Work order.
Your task is to transcribe the entries exactly.

*** Data Section Begins ***

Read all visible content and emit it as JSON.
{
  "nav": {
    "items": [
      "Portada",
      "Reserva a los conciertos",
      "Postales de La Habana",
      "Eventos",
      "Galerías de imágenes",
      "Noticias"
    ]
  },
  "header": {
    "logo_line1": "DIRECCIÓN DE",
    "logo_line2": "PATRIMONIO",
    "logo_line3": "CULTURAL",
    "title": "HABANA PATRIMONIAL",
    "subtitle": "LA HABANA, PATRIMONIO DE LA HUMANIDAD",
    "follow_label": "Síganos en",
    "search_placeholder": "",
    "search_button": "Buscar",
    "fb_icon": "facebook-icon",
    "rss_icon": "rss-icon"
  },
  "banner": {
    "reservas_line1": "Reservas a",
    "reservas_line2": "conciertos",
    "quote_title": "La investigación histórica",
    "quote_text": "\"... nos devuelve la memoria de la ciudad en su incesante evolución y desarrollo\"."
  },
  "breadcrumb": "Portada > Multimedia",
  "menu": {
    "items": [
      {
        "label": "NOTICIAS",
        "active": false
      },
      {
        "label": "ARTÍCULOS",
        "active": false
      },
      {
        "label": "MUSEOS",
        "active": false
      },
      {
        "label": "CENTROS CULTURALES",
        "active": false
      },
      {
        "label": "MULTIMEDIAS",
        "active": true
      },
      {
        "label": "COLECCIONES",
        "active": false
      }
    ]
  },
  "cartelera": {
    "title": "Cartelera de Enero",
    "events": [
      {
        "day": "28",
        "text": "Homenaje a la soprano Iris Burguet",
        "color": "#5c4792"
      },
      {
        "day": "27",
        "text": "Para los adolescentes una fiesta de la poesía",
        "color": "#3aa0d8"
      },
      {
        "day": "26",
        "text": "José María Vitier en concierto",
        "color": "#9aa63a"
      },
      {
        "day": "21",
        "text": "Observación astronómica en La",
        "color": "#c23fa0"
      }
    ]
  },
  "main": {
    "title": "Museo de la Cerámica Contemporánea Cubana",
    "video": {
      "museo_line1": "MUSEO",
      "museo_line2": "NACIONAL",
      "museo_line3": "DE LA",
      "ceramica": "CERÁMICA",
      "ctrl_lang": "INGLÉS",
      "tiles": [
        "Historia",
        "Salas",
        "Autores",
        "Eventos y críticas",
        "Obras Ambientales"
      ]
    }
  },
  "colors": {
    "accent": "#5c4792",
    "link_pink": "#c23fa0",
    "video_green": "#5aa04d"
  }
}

*** Data Section Ends ***

Answer area.
Read all visible content and emit it as JSON.
{
  "nav": {
    "items": [
      "Portada",
      "Reserva a los conciertos",
      "Postales de La Habana",
      "Eventos",
      "Galerías de imágenes",
      "Noticias"
    ]
  },
  "header": {
    "logo_line1": "DIRECCIÓN DE",
    "logo_line2": "PATRIMONIO",
    "logo_line3": "CULTURAL",
    "title": "HABANA PATRIMONIAL",
    "subtitle": "LA HABANA, PATRIMONIO DE LA HUMANIDAD",
    "follow_label": "Síganos en",
    "search_placeholder": "",
    "search_button": "Buscar",
    "fb_icon": "facebook-icon",
    "rss_icon": "rss-icon"
  },
  "banner": {
    "reservas_line1": "Reservas a",
    "reservas_line2": "conciertos",
    "quote_title": "La investigación histórica",
    "quote_text": "\"... nos devuelve la memoria de la ciudad en su incesante evolución y desarrollo\"."
  },
  "breadcrumb": "Portada > Multimedia",
  "menu": {
    "items": [
      {
        "label": "NOTICIAS",
        "active": false
      },
      {
        "label": "ARTÍCULOS",
        "active": false
      },
      {
        "label": "MUSEOS",
        "active": false
      },
      {
        "label": "CENTROS CULTURALES",
        "active": false
      },
      {
        "label": "MULTIMEDIAS",
        "active": true
      },
      {
        "label": "COLECCIONES",
        "active": false
      }
    ]
  },
  "cartelera": {
    "title": "Cartelera de Enero",
    "events": [
      {
        "day": "28",
        "text": "Homenaje a la soprano Iris Burguet",
        "color": "#5c4792"
      },
      {
        "day": "27",
        "text": "Para los adolescentes una fiesta de la poesía",
        "color": "#3aa0d8"
      },
      {
        "day": "26",
        "text": "José María Vitier en concierto",
        "color": "#9aa63a"
      },
      {
        "day": "21",
        "text": "Observación astronómica en La",
        "color": "#c23fa0"
      }
    ]
  },
  "main": {
    "title": "Museo de la Cerámica Contemporánea Cubana",
    "video": {
      "museo_line1": "MUSEO",
      "museo_line2": "NACIONAL",
      "museo_line3": "DE LA",
      "ceramica": "CERÁMICA",
      "ctrl_lang": "INGLÉS",
      "tiles": [
        "Historia",
        "Salas",
        "Autores",
        "Eventos y críticas",
        "Obras Ambientales"
      ]
    }
  },
  "colors": {
    "accent": "#5c4792",
    "link_pink": "#c23fa0",
    "video_green": "#5aa04d"
  }
}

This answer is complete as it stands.